**TASK BRIEF:** Every line below that contains "this" is to be copied.

-- BEGIN DATA --

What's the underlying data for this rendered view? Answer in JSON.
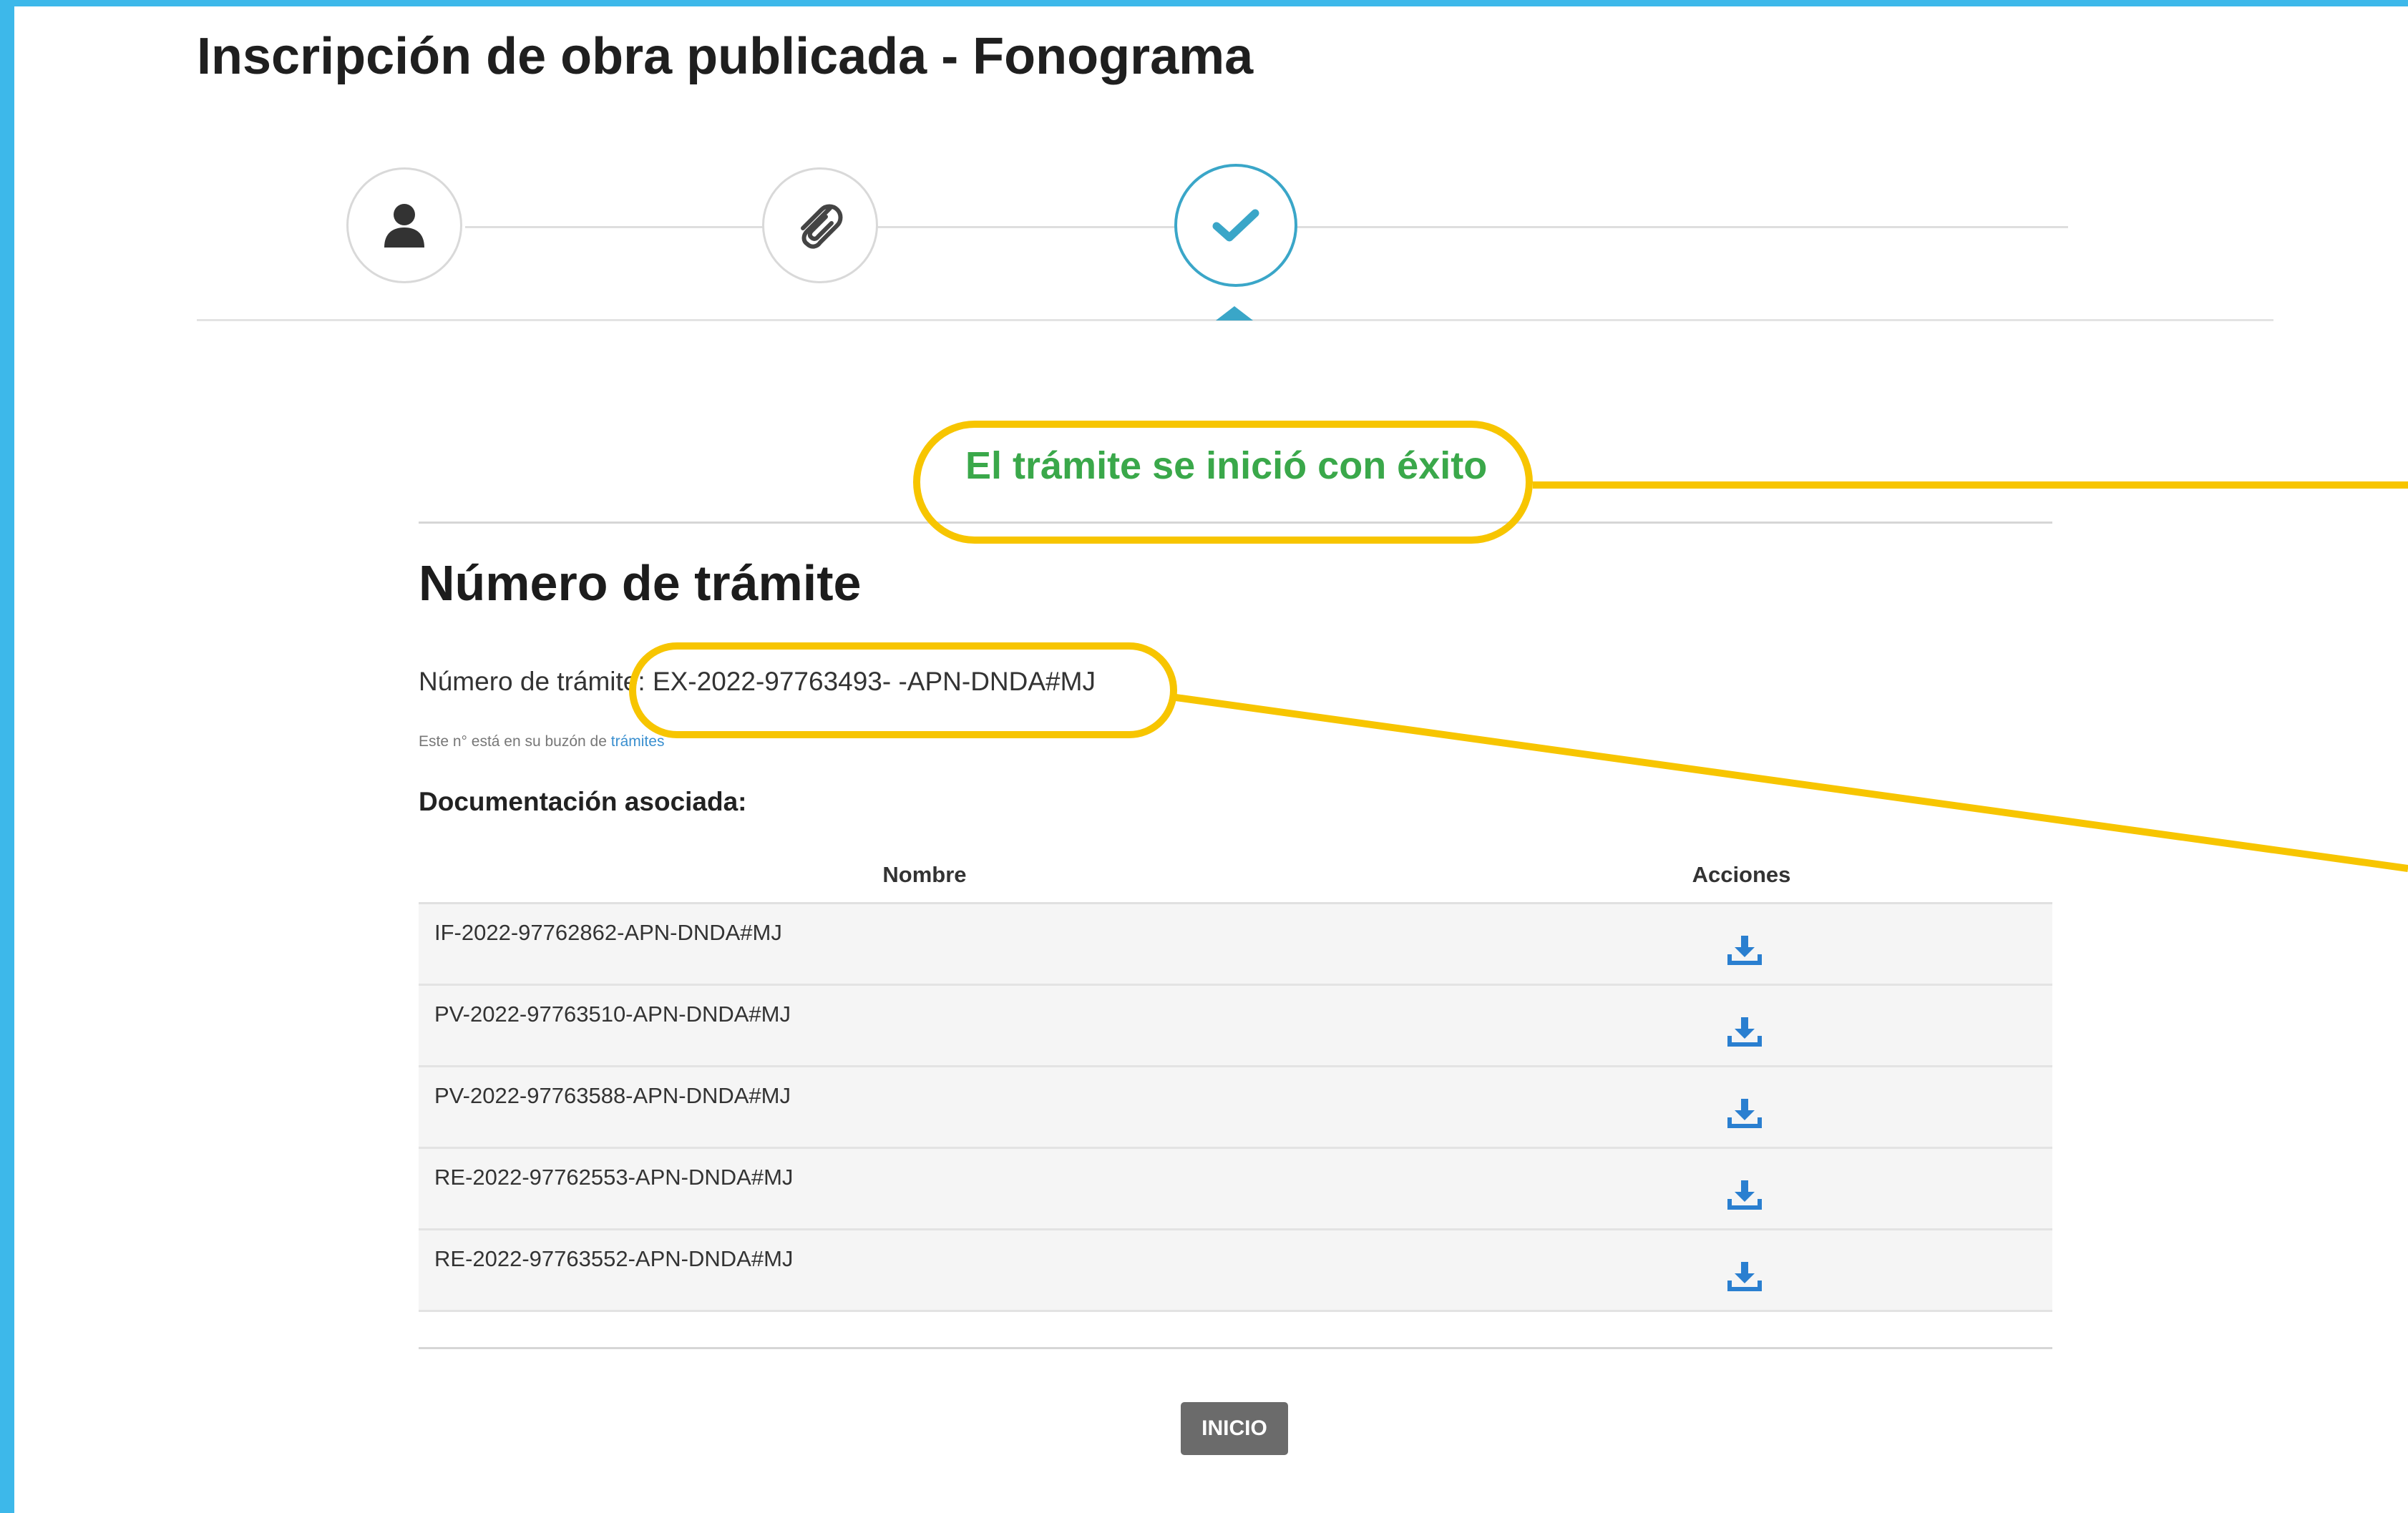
{
  "page": {
    "title": "Inscripción de obra publicada - Fonograma"
  },
  "stepper": {
    "steps": [
      {
        "icon": "user-icon",
        "state": "done"
      },
      {
        "icon": "paperclip-icon",
        "state": "done"
      },
      {
        "icon": "check-icon",
        "state": "active"
      }
    ],
    "accent_color": "#3aa6c8"
  },
  "result": {
    "success_message": "El trámite se inició con éxito",
    "success_color": "#3aa84a",
    "section_title": "Número de trámite",
    "tramite_label": "Número de trámite:",
    "tramite_number": "EX-2022-97763493- -APN-DNDA#MJ",
    "note_text": "Este n° está en su buzón de",
    "note_link": "trámites",
    "docs_label": "Documentación asociada:"
  },
  "docs_table": {
    "headers": {
      "name": "Nombre",
      "actions": "Acciones"
    },
    "rows": [
      {
        "name": "IF-2022-97762862-APN-DNDA#MJ",
        "action_icon": "download-icon"
      },
      {
        "name": "PV-2022-97763510-APN-DNDA#MJ",
        "action_icon": "download-icon"
      },
      {
        "name": "PV-2022-97763588-APN-DNDA#MJ",
        "action_icon": "download-icon"
      },
      {
        "name": "RE-2022-97762553-APN-DNDA#MJ",
        "action_icon": "download-icon"
      },
      {
        "name": "RE-2022-97763552-APN-DNDA#MJ",
        "action_icon": "download-icon"
      }
    ]
  },
  "buttons": {
    "inicio": "INICIO"
  },
  "annotations": {
    "highlight_color": "#f7c500"
  }
}
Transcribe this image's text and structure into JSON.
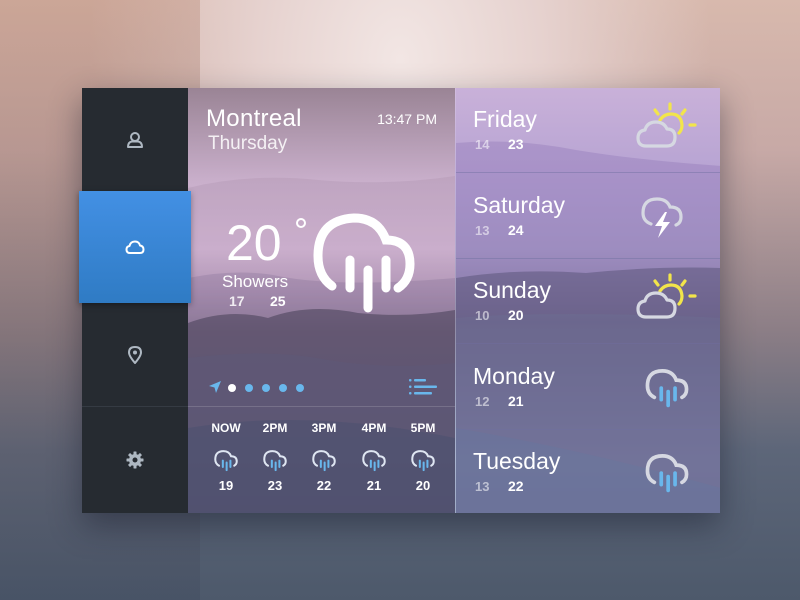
{
  "sidebar": {
    "items": [
      {
        "id": "profile",
        "icon": "user-icon",
        "active": false
      },
      {
        "id": "weather",
        "icon": "cloud-icon",
        "active": true
      },
      {
        "id": "location",
        "icon": "map-pin-icon",
        "active": false
      },
      {
        "id": "settings",
        "icon": "gear-icon",
        "active": false
      }
    ]
  },
  "current": {
    "city": "Montreal",
    "day": "Thursday",
    "time": "13:47 PM",
    "temperature": "20",
    "degree_symbol": "°",
    "condition": "Showers",
    "low": "17",
    "high": "25",
    "icon": "rain-cloud-icon",
    "pager": {
      "total": 5,
      "active_index": 0
    }
  },
  "hourly": [
    {
      "label": "NOW",
      "temp": "19",
      "icon": "rain-cloud-icon"
    },
    {
      "label": "2PM",
      "temp": "23",
      "icon": "rain-cloud-icon"
    },
    {
      "label": "3PM",
      "temp": "22",
      "icon": "rain-cloud-icon"
    },
    {
      "label": "4PM",
      "temp": "21",
      "icon": "rain-cloud-icon"
    },
    {
      "label": "5PM",
      "temp": "20",
      "icon": "rain-cloud-icon"
    }
  ],
  "forecast": [
    {
      "day": "Friday",
      "low": "14",
      "high": "23",
      "icon": "partly-sunny-icon"
    },
    {
      "day": "Saturday",
      "low": "13",
      "high": "24",
      "icon": "thunderstorm-icon"
    },
    {
      "day": "Sunday",
      "low": "10",
      "high": "20",
      "icon": "partly-sunny-icon"
    },
    {
      "day": "Monday",
      "low": "12",
      "high": "21",
      "icon": "rain-cloud-icon"
    },
    {
      "day": "Tuesday",
      "low": "13",
      "high": "22",
      "icon": "rain-cloud-icon"
    }
  ],
  "colors": {
    "sidebar_bg": "#262b31",
    "accent_blue": "#3d8ad8",
    "rain_blue": "#69b7ec",
    "sun_yellow": "#f2e54a",
    "cloud_grey": "#d6d8e2"
  }
}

-- END DATA --

**TASK SOLUTION:**
What's the underlying data for this rendered view? Answer in JSON.
Transcribe this image's text and structure into JSON.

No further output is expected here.